(Rows from a figure dataset)

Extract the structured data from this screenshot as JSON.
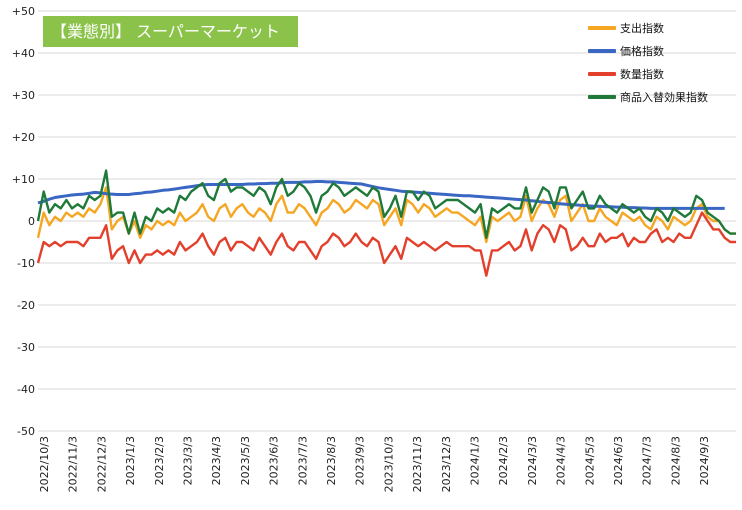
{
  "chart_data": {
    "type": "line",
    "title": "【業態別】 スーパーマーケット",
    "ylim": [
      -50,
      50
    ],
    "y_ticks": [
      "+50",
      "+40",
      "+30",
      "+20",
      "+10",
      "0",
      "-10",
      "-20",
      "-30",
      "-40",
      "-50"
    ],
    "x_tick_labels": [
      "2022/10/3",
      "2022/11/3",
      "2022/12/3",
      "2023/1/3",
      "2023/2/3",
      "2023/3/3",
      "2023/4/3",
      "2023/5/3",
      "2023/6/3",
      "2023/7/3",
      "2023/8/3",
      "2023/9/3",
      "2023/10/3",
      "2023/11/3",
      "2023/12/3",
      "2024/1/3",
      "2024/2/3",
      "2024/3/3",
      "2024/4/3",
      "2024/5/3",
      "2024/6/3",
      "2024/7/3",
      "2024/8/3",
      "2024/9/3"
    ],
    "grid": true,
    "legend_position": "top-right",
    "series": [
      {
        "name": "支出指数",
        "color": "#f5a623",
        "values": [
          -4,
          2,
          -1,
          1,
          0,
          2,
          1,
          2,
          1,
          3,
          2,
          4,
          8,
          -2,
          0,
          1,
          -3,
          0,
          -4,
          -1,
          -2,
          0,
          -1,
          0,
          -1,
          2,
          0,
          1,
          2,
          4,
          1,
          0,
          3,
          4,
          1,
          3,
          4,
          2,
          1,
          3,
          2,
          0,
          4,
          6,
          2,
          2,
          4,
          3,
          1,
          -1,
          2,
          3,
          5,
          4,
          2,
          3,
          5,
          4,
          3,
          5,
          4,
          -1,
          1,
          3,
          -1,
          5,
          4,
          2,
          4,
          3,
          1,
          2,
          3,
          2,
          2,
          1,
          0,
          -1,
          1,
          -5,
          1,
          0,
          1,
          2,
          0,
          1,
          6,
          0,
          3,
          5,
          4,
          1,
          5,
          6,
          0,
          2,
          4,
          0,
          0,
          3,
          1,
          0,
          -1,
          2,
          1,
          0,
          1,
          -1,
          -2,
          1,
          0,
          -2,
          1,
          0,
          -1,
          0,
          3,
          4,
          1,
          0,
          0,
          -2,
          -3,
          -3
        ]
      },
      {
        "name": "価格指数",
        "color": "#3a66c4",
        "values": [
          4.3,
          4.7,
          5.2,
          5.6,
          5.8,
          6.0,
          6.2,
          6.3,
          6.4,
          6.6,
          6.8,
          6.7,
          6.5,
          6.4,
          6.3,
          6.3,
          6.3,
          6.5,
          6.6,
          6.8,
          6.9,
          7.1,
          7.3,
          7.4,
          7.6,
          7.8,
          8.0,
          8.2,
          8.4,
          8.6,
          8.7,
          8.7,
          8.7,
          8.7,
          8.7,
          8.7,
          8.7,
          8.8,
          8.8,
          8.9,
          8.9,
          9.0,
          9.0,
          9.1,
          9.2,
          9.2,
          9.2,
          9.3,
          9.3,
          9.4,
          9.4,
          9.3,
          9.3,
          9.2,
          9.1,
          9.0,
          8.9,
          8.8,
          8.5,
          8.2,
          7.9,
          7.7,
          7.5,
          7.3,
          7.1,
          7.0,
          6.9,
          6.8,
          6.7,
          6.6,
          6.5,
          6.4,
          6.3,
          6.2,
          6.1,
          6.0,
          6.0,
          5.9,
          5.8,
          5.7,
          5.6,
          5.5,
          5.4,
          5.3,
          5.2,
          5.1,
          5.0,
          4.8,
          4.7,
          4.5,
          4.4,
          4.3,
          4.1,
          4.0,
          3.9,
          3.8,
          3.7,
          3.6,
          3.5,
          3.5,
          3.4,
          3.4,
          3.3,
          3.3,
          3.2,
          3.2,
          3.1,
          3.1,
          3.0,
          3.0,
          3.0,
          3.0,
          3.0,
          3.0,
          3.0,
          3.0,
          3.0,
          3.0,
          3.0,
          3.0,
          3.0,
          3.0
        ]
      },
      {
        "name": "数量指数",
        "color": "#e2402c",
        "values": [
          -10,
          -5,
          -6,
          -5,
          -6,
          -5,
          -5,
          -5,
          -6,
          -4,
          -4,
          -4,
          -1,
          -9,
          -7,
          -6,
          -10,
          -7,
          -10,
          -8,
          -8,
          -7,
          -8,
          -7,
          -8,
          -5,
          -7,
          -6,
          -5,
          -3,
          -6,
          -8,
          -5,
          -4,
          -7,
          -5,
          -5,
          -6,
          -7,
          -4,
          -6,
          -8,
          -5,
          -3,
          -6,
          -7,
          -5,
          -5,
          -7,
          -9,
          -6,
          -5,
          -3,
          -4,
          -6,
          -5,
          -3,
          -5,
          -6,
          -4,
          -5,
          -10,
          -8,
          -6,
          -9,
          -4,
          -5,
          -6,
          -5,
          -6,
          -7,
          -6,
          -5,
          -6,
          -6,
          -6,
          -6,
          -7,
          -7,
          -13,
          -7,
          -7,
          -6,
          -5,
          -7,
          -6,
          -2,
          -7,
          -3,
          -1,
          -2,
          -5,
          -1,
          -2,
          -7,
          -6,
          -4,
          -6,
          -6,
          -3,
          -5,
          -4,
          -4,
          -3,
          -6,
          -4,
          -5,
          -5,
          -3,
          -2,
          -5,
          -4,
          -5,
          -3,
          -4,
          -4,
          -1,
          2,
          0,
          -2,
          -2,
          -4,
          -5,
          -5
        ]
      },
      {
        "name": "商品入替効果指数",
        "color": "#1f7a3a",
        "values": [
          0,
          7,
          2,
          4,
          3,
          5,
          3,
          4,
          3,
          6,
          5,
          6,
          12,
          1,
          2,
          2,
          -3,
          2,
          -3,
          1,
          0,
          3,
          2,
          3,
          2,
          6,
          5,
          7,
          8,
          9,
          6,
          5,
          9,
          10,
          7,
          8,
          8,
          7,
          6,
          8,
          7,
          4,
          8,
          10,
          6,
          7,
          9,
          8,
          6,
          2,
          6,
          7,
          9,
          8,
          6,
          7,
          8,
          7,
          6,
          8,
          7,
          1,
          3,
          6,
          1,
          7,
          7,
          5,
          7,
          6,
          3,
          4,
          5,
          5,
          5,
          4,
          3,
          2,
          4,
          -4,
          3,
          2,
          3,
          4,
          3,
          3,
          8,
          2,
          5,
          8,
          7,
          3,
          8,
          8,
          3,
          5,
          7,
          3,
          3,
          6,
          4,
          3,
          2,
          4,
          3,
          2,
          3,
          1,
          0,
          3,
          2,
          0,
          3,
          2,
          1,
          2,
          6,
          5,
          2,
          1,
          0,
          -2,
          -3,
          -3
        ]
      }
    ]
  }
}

...

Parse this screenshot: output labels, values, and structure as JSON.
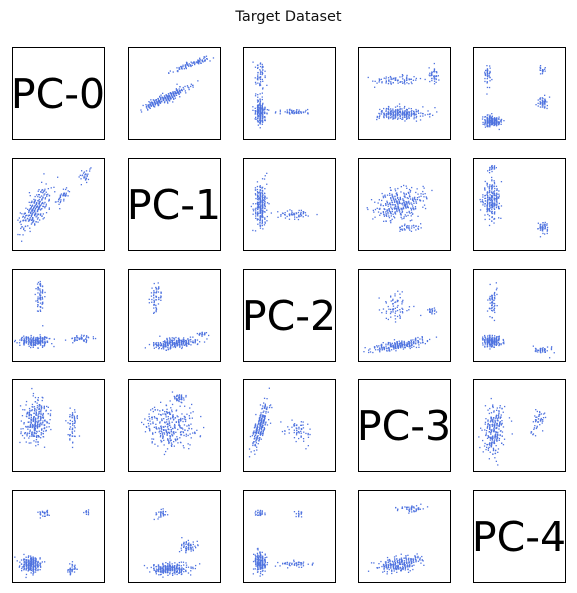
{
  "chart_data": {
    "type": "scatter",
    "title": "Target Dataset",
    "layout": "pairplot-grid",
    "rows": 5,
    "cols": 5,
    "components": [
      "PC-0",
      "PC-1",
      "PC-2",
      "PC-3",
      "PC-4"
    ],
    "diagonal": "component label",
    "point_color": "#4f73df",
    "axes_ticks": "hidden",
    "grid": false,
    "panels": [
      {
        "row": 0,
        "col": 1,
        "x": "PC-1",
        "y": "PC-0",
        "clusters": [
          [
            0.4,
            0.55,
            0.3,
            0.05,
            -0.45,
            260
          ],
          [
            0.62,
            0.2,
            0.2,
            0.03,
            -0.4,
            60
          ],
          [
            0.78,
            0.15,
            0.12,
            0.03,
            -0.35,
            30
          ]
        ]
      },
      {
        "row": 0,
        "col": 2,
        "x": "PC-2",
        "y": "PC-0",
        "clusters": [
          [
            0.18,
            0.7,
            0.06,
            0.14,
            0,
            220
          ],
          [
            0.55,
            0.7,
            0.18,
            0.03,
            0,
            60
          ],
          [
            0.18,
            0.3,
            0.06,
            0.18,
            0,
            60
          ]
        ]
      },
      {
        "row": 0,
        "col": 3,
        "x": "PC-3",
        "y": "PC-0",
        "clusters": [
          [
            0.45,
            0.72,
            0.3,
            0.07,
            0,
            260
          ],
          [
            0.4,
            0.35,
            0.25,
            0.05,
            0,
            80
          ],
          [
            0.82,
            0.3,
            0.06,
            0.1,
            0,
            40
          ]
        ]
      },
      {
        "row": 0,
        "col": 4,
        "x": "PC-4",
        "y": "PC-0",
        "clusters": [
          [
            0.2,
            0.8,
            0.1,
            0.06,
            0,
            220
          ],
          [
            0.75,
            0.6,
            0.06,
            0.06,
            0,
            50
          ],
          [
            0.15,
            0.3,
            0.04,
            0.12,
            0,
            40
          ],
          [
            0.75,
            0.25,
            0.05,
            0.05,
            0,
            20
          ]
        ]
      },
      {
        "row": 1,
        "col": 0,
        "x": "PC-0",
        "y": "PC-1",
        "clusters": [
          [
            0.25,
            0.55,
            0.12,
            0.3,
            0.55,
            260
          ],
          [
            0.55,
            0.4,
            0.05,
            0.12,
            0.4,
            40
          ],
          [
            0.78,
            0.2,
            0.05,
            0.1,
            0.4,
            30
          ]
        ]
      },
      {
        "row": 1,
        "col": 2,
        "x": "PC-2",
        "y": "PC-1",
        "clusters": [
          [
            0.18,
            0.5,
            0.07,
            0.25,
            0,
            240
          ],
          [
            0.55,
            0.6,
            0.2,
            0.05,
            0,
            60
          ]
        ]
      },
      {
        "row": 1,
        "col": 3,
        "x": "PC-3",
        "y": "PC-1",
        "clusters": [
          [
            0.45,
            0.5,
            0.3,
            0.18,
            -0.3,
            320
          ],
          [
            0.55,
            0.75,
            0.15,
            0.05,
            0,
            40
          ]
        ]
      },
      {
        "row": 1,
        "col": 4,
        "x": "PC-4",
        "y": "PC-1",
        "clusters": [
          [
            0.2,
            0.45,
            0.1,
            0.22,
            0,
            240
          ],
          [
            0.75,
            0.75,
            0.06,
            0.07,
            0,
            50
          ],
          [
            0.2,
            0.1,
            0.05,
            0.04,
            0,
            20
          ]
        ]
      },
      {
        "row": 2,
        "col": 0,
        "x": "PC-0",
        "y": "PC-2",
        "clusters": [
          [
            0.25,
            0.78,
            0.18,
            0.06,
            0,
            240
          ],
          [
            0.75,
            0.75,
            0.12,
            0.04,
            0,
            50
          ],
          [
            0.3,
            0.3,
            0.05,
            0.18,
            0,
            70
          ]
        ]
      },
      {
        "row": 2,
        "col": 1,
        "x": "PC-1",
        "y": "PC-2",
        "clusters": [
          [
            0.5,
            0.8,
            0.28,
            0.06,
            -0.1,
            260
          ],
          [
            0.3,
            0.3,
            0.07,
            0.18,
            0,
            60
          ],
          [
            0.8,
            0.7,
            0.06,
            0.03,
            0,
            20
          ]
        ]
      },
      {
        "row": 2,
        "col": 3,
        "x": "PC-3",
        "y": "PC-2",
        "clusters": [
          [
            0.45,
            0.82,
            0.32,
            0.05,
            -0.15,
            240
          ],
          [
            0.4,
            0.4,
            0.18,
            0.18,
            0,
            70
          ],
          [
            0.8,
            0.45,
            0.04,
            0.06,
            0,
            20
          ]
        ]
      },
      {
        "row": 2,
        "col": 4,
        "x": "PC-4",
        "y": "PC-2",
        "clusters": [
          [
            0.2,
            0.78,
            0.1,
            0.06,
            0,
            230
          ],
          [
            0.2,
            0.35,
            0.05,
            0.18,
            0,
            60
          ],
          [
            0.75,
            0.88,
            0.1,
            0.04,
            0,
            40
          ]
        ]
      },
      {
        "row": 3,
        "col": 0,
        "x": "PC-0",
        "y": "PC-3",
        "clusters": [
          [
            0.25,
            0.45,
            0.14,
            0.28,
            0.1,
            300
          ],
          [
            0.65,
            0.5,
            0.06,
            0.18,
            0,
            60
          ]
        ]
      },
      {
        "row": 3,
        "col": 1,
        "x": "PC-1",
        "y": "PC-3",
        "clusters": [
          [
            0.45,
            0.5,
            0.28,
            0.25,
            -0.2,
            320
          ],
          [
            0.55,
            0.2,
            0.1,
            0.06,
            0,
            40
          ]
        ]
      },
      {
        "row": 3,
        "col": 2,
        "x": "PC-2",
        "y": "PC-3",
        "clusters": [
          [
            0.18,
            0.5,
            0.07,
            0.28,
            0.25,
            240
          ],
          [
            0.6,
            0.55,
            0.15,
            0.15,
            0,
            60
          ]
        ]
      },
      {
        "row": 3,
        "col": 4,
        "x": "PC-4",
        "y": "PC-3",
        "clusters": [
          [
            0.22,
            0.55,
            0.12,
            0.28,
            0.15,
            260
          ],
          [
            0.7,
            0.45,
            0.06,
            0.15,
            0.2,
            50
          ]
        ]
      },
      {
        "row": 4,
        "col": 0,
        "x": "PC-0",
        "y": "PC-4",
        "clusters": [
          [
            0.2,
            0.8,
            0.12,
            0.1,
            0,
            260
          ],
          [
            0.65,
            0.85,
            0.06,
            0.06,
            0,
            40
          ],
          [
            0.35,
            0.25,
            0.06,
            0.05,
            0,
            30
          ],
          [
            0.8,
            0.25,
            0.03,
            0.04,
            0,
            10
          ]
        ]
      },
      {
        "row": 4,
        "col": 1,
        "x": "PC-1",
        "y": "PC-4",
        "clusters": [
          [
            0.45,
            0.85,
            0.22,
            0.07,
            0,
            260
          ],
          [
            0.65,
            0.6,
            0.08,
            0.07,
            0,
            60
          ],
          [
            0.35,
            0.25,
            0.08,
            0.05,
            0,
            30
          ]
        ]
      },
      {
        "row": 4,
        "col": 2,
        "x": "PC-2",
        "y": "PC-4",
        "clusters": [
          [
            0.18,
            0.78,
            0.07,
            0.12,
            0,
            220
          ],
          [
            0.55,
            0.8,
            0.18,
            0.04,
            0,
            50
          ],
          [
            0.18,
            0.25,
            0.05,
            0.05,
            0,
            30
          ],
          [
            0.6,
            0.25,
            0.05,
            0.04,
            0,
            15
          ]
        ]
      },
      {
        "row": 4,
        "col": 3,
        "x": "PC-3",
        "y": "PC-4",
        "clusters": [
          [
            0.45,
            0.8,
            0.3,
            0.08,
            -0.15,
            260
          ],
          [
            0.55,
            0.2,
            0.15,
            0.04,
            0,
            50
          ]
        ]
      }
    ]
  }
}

## Exercise description
From the entries above, collect every line with the string "grid" in it.

## The response
    "grid": true,
    "layout": "pairplot-grid",
    "grid": false,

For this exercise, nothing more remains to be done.